> Requirements: In the material below, identify each line bearing the word "name". Reproduce those lines.

> Data excerpts:
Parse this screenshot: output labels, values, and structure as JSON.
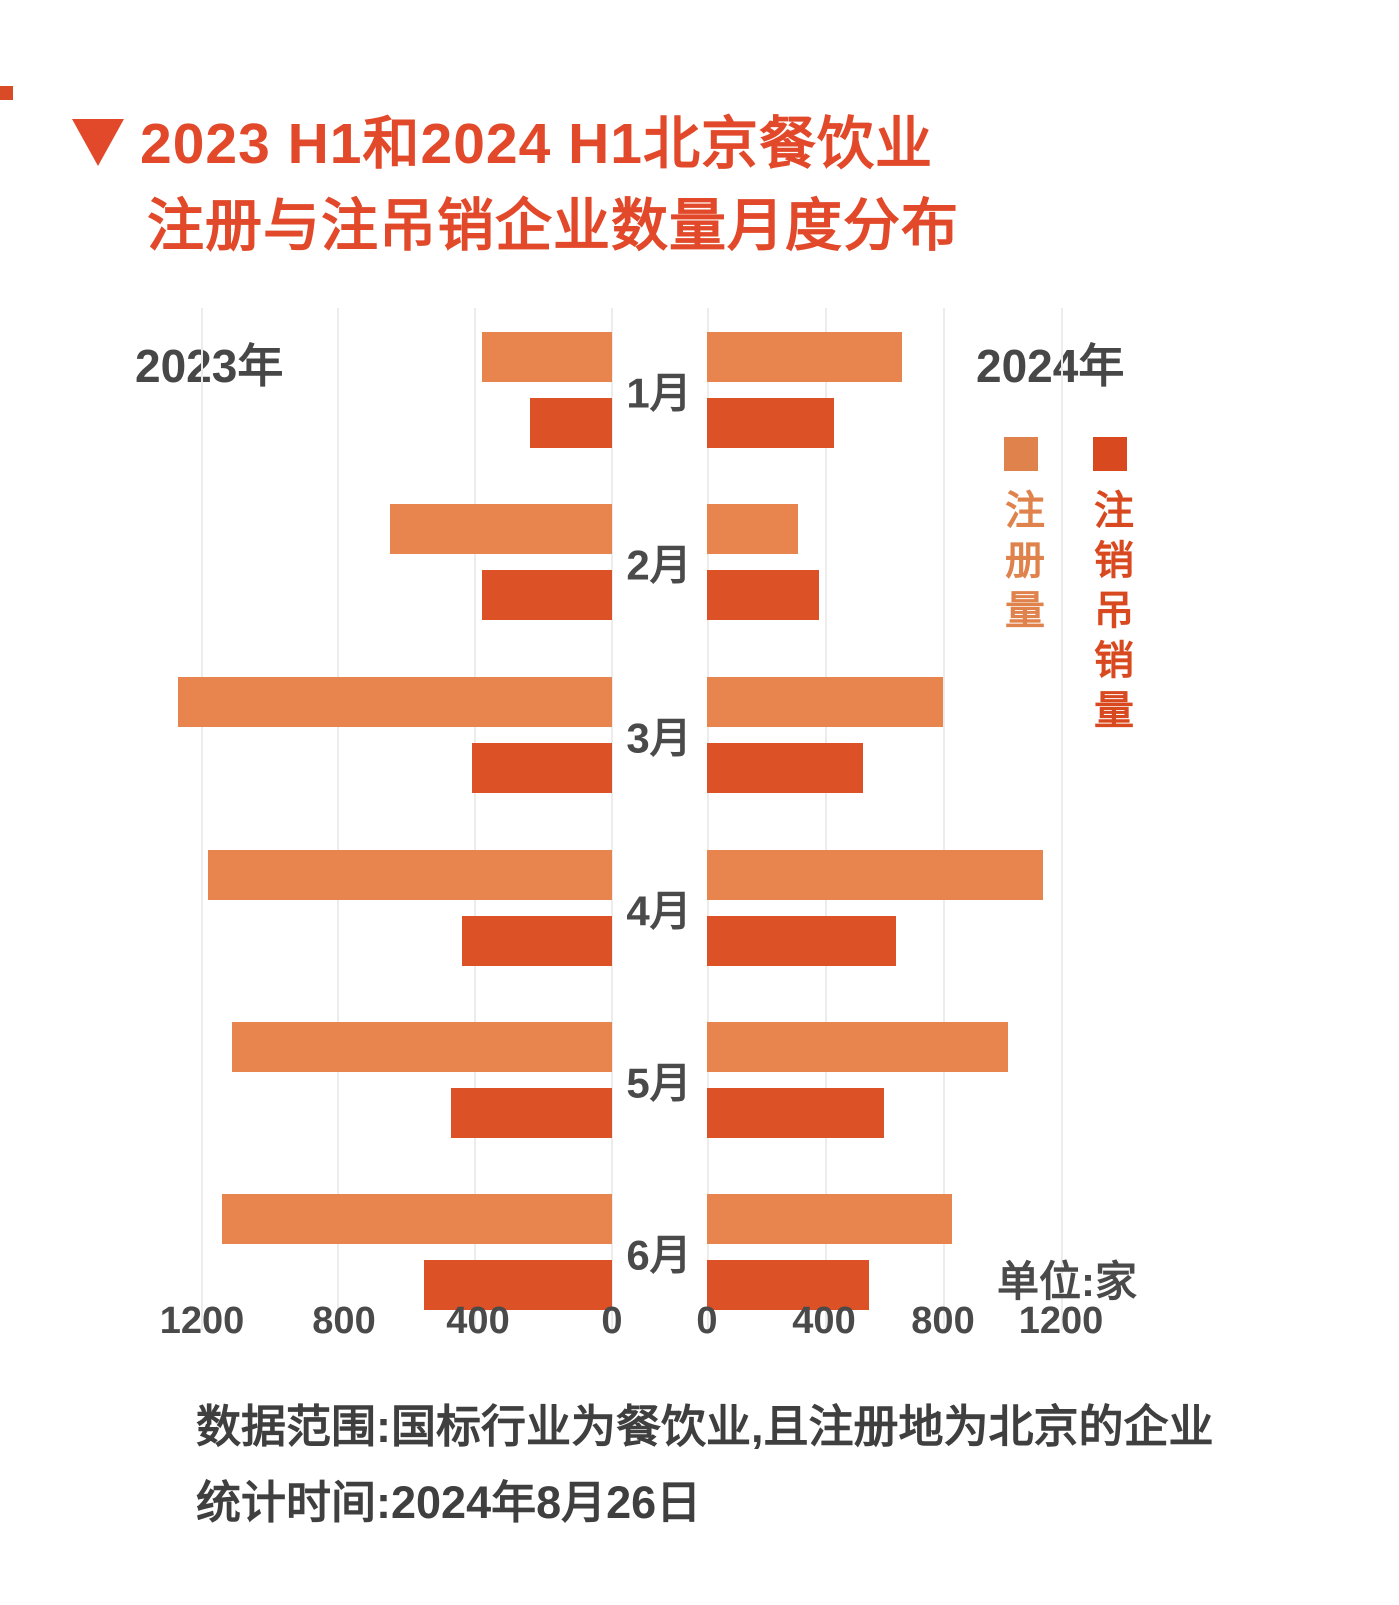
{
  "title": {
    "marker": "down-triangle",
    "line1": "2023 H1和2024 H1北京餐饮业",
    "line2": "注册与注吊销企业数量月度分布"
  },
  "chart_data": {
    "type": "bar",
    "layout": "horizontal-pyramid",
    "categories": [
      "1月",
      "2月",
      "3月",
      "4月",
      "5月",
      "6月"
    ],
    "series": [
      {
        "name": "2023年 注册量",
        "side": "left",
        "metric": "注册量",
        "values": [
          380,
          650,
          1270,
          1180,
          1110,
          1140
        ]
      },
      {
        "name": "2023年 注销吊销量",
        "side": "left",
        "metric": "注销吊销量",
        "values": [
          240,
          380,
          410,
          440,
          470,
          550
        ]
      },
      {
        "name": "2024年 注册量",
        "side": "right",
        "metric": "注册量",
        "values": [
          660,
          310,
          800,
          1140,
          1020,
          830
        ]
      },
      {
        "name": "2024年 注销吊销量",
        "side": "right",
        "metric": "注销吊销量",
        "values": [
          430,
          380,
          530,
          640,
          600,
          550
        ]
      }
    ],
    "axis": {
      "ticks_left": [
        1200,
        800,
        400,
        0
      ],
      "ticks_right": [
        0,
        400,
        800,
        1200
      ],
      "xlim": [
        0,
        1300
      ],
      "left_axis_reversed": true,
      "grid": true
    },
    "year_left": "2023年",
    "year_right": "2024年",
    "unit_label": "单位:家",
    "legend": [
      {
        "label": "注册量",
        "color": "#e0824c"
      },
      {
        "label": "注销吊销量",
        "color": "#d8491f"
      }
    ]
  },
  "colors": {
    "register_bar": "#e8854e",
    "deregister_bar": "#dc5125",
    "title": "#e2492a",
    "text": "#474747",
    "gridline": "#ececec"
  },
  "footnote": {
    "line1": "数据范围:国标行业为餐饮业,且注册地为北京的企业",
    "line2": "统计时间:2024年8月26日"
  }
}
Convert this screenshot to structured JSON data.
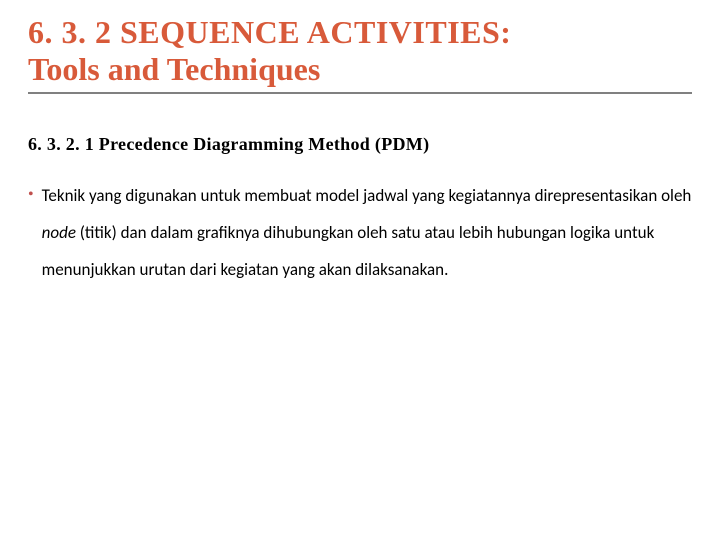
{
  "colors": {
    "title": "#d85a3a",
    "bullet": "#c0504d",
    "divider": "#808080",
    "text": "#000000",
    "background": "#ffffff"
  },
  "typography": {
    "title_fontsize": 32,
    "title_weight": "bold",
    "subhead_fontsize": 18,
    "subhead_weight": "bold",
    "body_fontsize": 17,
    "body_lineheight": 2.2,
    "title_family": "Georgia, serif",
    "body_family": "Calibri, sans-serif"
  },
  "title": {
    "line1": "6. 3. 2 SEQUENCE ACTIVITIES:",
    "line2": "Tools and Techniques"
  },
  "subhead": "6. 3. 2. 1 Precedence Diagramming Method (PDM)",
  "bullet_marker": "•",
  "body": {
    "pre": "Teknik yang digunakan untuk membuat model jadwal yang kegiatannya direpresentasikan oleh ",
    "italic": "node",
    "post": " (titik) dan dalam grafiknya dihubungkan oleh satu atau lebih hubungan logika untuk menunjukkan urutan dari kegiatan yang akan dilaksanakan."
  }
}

> Exercise response:
        "name": "2023年 注册量",
        "name": "2023年 注销吊销量",
        "name": "2024年 注册量",
        "name": "2024年 注销吊销量",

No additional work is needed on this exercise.